## [DATASET ROWS]
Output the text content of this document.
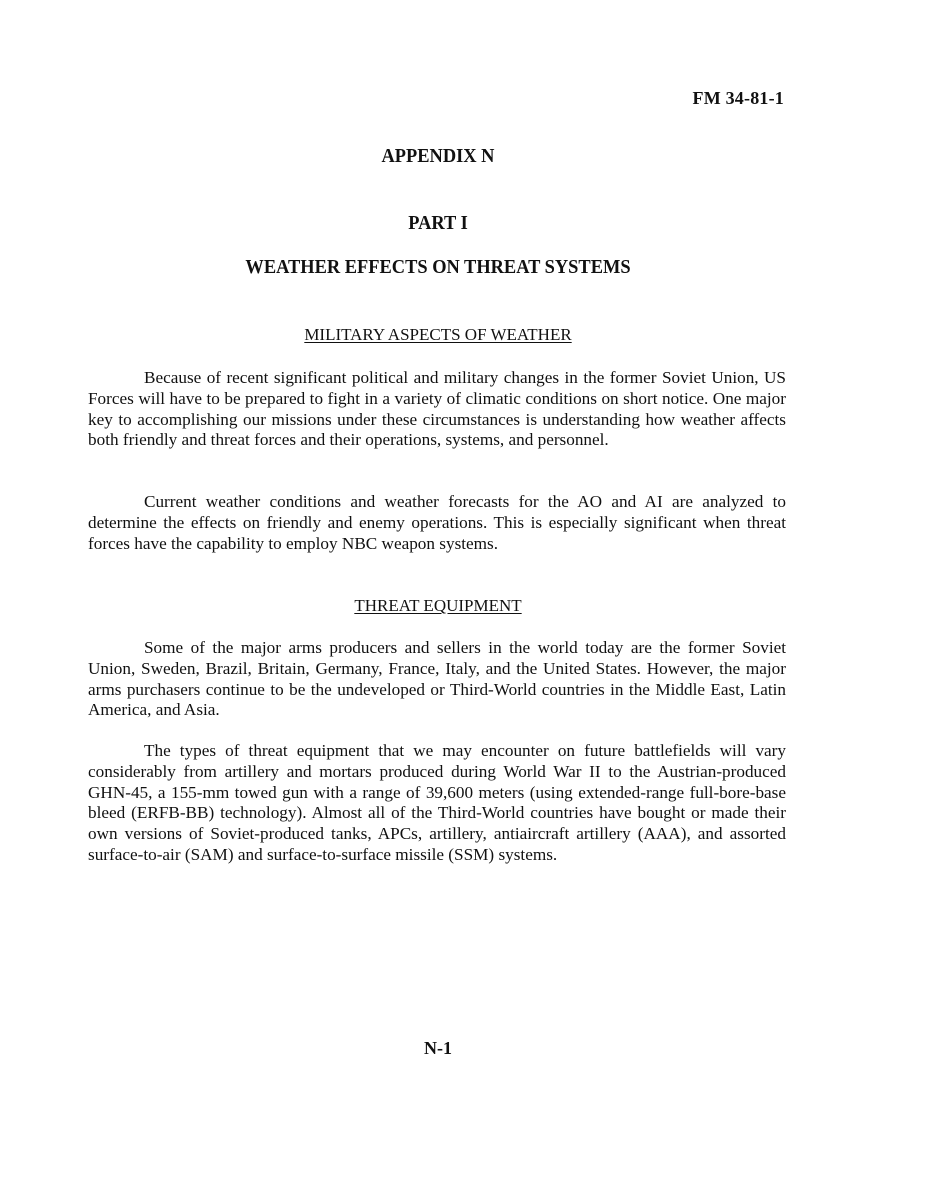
FM 34-81-1
APPENDIX N
PART I
WEATHER EFFECTS ON THREAT SYSTEMS
MILITARY ASPECTS OF WEATHER

Because of recent significant political and military changes in the former Soviet Union, US Forces will have to be prepared to fight in a variety of climatic conditions on short notice. One major key to accomplishing our missions under these circumstances is understanding how weather affects both friendly and threat forces and their operations, systems, and personnel.

Current weather conditions and weather forecasts for the AO and AI are analyzed to determine the effects on friendly and enemy operations. This is especially significant when threat forces have the capability to employ NBC weapon systems.

THREAT EQUIPMENT

Some of the major arms producers and sellers in the world today are the former Soviet Union, Sweden, Brazil, Britain, Germany, France, Italy, and the United States. However, the major arms purchasers continue to be the undeveloped or Third-World countries in the Middle East, Latin America, and Asia.

The types of threat equipment that we may encounter on future battlefields will vary considerably from artillery and mortars produced during World War II to the Austrian-produced GHN-45, a 155-mm towed gun with a range of 39,600 meters (using extended-range full-bore-base bleed (ERFB-BB) technology). Almost all of the Third-World countries have bought or made their own versions of Soviet-produced tanks, APCs, artillery, antiaircraft artillery (AAA), and assorted surface-to-air (SAM) and surface-to-surface missile (SSM) systems.

N-1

## [PROBLEM TO WORK ON]
Copy the whole of the material above exactly, but not its images.

## [OUTPUT OF THE EXERCISE]
Output the text content of this document.
FM 34-81-1
APPENDIX N
PART I
WEATHER EFFECTS ON THREAT SYSTEMS
MILITARY ASPECTS OF WEATHER

Because of recent significant political and military changes in the former Soviet Union, US Forces will have to be prepared to fight in a variety of climatic conditions on short notice. One major key to accomplishing our missions under these circumstances is understanding how weather affects both friendly and threat forces and their operations, systems, and personnel.

Current weather conditions and weather forecasts for the AO and AI are analyzed to determine the effects on friendly and enemy operations. This is especially significant when threat forces have the capability to employ NBC weapon systems.

THREAT EQUIPMENT

Some of the major arms producers and sellers in the world today are the former Soviet Union, Sweden, Brazil, Britain, Germany, France, Italy, and the United States. However, the major arms purchasers continue to be the undeveloped or Third-World countries in the Middle East, Latin America, and Asia.

The types of threat equipment that we may encounter on future battlefields will vary considerably from artillery and mortars produced during World War II to the Austrian-produced GHN-45, a 155-mm towed gun with a range of 39,600 meters (using extended-range full-bore-base bleed (ERFB-BB) technology). Almost all of the Third-World countries have bought or made their own versions of Soviet-produced tanks, APCs, artillery, antiaircraft artillery (AAA), and assorted surface-to-air (SAM) and surface-to-surface missile (SSM) systems.

N-1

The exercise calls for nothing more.